:: INFORMATION PROVIDED ::

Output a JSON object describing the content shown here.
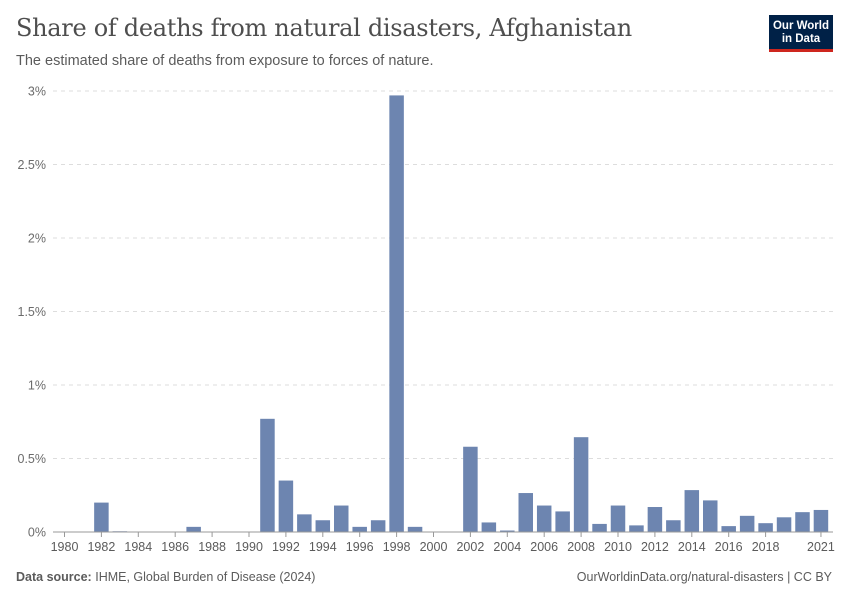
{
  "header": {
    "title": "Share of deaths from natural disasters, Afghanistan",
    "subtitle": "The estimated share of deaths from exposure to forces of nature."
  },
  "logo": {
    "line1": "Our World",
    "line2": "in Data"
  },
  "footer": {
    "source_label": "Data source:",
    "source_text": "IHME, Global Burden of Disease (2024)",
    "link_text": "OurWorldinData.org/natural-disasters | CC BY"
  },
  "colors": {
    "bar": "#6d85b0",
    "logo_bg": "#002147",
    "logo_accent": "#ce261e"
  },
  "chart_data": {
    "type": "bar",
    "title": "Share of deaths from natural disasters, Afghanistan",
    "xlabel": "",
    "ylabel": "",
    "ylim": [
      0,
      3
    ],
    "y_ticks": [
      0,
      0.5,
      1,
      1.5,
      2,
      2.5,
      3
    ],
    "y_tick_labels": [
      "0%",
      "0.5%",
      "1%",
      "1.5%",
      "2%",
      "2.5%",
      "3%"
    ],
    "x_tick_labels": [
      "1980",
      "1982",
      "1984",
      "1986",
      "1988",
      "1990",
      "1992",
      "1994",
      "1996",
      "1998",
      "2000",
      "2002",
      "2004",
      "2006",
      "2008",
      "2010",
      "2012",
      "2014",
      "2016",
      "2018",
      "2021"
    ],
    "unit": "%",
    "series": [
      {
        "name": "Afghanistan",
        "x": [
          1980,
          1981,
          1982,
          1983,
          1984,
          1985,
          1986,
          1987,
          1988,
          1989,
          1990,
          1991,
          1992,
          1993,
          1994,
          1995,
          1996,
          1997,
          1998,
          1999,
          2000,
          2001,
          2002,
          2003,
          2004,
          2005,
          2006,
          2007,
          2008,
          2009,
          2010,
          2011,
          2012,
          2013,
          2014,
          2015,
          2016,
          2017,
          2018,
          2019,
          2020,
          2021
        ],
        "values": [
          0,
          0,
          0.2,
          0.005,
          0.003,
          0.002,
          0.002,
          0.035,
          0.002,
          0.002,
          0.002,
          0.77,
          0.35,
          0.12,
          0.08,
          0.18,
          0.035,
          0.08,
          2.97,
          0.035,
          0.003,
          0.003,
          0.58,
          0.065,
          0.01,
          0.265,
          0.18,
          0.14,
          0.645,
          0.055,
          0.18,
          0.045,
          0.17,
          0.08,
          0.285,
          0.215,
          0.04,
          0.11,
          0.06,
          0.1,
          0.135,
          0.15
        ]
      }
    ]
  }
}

:::
:: INFORMATION PROVIDED ::

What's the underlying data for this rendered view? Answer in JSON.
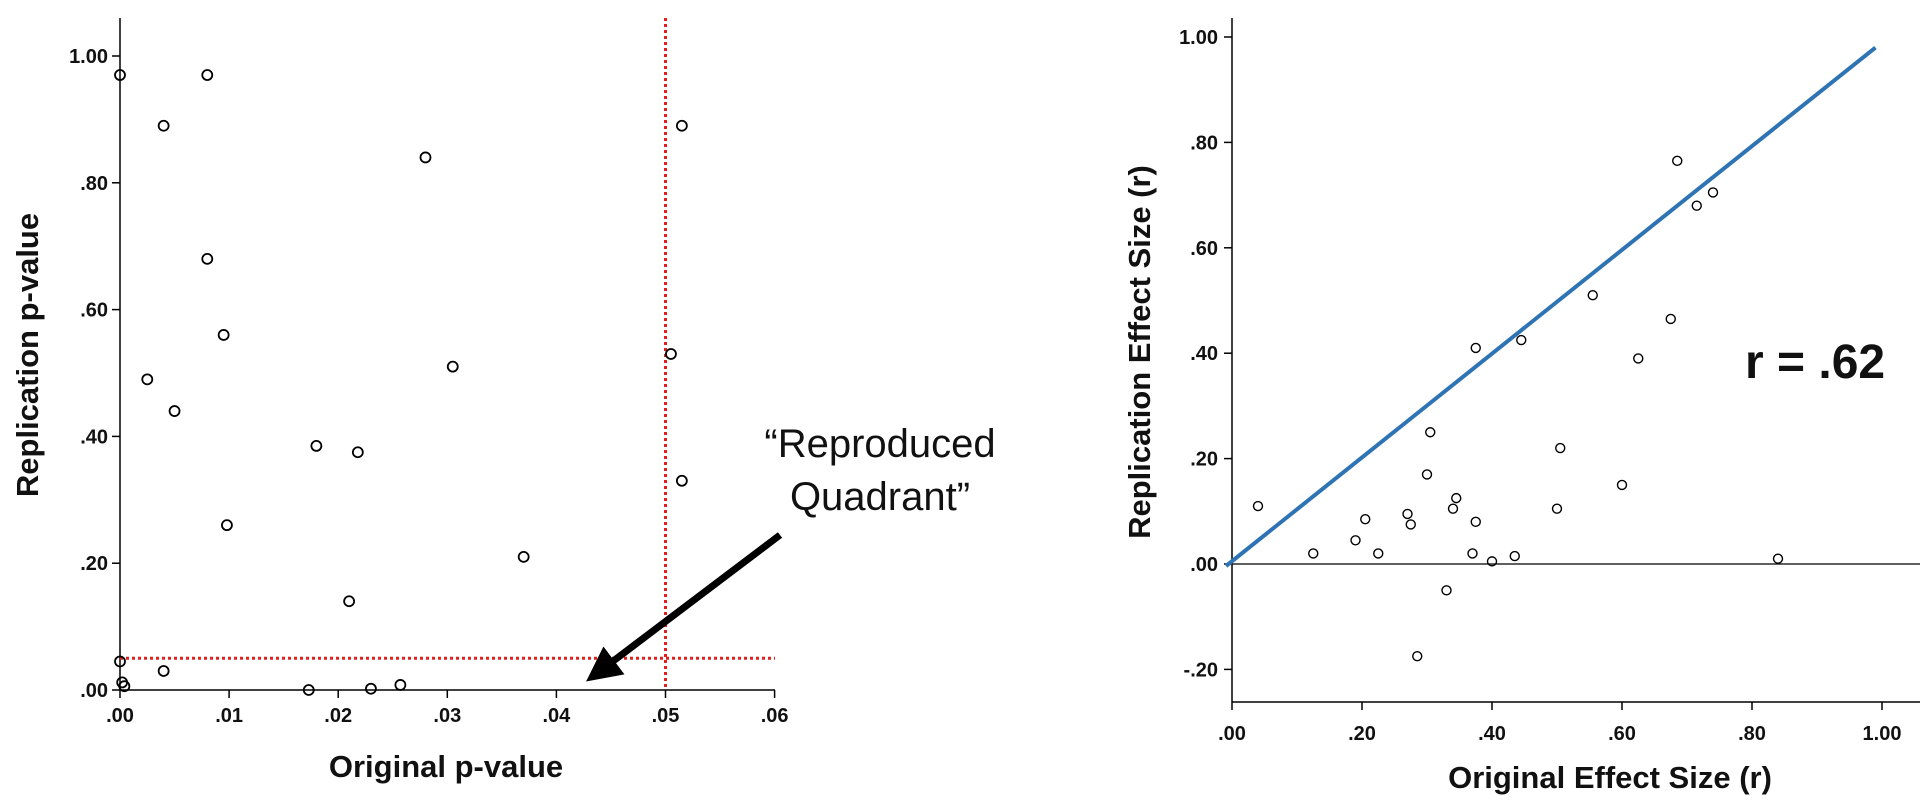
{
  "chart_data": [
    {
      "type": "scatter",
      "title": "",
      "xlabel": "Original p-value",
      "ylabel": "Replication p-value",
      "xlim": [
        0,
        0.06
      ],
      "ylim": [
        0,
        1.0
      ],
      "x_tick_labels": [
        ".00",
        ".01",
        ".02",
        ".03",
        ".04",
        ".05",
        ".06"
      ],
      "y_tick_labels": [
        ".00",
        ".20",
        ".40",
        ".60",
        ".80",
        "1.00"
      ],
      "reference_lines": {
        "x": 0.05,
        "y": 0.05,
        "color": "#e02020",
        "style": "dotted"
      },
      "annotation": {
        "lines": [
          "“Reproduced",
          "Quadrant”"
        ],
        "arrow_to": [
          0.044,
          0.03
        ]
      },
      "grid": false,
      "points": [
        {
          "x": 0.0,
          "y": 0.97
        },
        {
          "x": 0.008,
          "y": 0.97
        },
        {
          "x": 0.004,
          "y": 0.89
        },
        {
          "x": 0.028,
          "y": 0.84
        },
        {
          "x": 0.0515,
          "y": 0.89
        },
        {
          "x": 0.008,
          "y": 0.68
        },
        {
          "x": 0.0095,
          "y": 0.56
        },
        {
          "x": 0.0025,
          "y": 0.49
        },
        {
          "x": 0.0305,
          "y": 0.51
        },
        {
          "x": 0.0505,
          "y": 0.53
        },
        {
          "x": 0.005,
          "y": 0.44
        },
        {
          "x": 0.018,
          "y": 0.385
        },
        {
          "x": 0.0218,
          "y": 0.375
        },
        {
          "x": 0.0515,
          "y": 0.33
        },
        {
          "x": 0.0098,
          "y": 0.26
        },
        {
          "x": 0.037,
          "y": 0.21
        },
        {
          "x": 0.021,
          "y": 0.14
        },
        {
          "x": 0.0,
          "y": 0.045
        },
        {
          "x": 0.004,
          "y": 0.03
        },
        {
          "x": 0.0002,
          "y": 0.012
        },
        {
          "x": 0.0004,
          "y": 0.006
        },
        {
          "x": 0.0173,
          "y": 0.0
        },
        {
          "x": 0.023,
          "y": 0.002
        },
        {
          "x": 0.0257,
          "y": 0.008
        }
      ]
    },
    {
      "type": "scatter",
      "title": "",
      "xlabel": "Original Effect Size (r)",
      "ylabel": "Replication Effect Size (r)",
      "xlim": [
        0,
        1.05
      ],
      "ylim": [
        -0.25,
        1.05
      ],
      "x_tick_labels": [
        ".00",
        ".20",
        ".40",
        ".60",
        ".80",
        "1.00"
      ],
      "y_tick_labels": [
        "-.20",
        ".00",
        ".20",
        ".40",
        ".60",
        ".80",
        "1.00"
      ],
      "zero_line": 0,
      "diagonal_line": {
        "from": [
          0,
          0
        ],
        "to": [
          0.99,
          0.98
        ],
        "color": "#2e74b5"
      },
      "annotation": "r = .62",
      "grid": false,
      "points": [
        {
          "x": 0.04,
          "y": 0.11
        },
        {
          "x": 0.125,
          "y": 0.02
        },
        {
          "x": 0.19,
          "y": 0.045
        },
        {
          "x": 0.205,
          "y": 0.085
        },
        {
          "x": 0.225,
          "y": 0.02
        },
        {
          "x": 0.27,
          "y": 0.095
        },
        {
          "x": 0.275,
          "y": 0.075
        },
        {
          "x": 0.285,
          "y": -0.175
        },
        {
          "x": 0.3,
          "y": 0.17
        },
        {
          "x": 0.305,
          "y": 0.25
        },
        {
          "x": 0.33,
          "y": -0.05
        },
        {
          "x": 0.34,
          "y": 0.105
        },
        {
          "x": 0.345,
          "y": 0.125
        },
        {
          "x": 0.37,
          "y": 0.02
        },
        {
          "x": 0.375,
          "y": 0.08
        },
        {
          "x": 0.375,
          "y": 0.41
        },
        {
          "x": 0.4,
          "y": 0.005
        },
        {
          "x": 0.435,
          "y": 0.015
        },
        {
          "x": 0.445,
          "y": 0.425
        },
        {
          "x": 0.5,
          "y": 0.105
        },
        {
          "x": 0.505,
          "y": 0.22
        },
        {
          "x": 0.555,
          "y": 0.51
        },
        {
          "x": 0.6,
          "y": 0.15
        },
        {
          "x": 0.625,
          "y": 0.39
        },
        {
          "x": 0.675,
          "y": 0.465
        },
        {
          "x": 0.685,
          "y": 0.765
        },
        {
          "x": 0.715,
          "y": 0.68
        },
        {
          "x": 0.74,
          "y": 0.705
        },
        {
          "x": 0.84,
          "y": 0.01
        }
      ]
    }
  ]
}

:::

SHORT PROBLEM - Scan the listing above and copy all lines containing the word "Original".

FULL ANSWER -
      "xlabel": "Original p-value",
      "xlabel": "Original Effect Size (r)",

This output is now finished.